Records excerpted from a collection
--*--
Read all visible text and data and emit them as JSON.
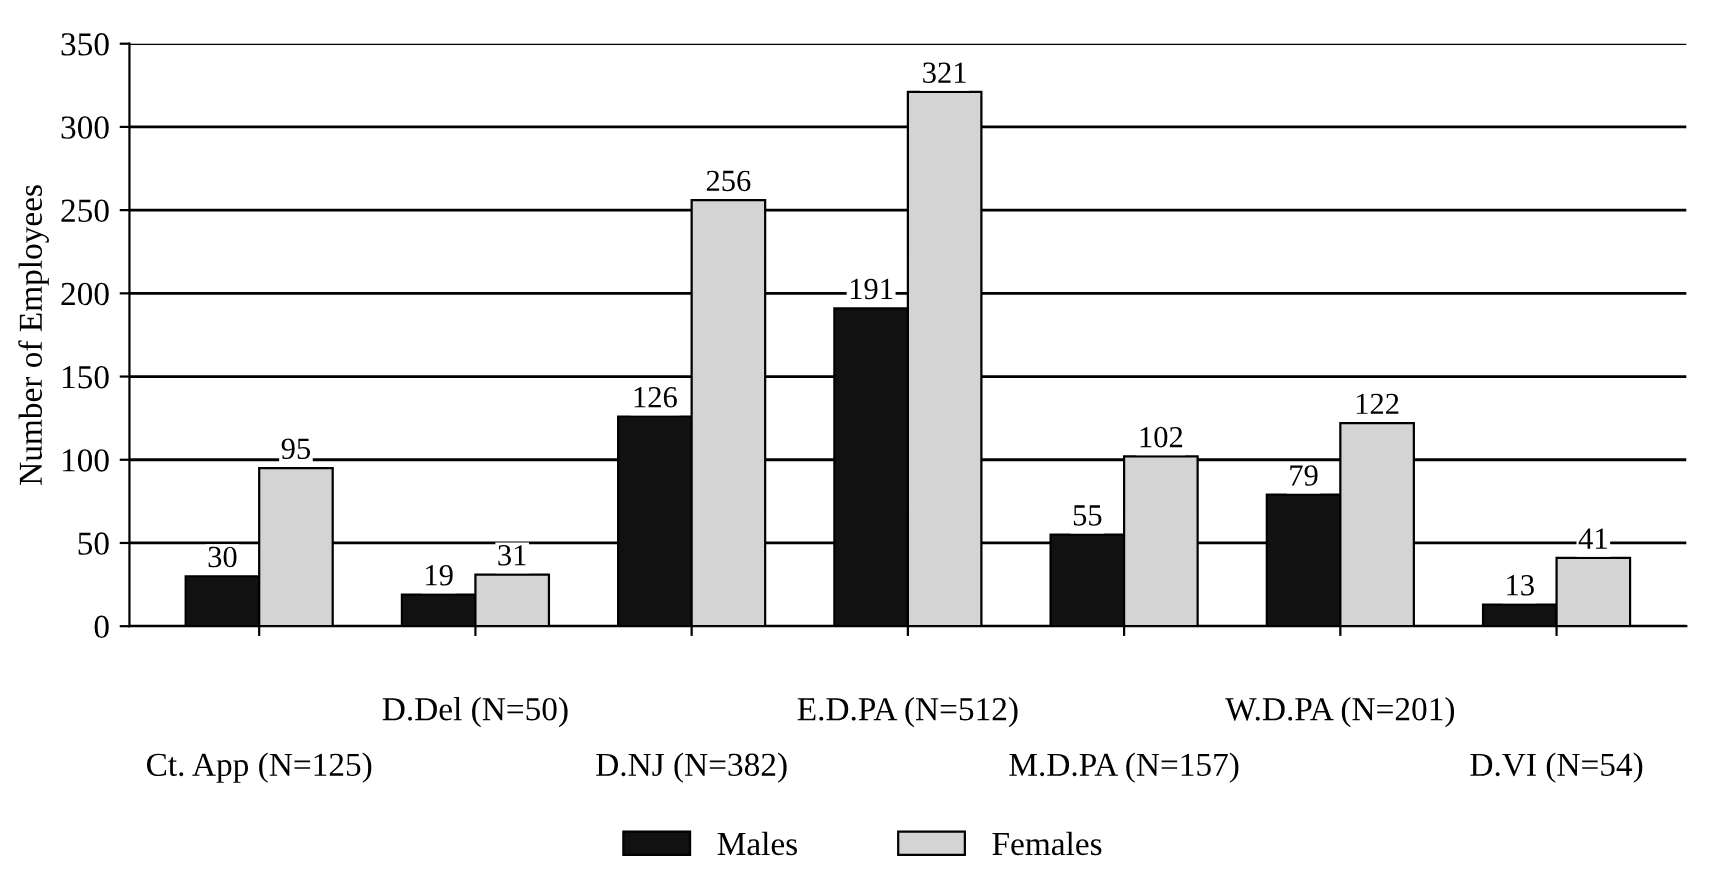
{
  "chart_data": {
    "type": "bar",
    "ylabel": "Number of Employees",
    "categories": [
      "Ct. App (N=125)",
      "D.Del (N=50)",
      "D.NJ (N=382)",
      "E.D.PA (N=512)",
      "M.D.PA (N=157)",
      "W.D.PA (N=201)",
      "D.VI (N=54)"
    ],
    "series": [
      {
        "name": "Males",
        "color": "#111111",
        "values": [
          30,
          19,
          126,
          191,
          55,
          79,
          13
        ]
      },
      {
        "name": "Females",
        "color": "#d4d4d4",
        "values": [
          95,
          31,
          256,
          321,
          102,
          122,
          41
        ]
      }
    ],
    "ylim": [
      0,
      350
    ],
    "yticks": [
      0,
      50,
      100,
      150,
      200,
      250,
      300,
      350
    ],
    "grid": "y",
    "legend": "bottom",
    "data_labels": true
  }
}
--*--
### [YOUR OBJECTIVE]
Reproduce every line of the material precisely, omitting its pictures.

### [OUTPUT FOR THIS EXERCISE]
Read all visible text and data and emit them as JSON.
{
  "chart_data": {
    "type": "bar",
    "ylabel": "Number of Employees",
    "categories": [
      "Ct. App (N=125)",
      "D.Del (N=50)",
      "D.NJ (N=382)",
      "E.D.PA (N=512)",
      "M.D.PA (N=157)",
      "W.D.PA (N=201)",
      "D.VI (N=54)"
    ],
    "series": [
      {
        "name": "Males",
        "color": "#111111",
        "values": [
          30,
          19,
          126,
          191,
          55,
          79,
          13
        ]
      },
      {
        "name": "Females",
        "color": "#d4d4d4",
        "values": [
          95,
          31,
          256,
          321,
          102,
          122,
          41
        ]
      }
    ],
    "ylim": [
      0,
      350
    ],
    "yticks": [
      0,
      50,
      100,
      150,
      200,
      250,
      300,
      350
    ],
    "grid": "y",
    "legend": "bottom",
    "data_labels": true
  }
}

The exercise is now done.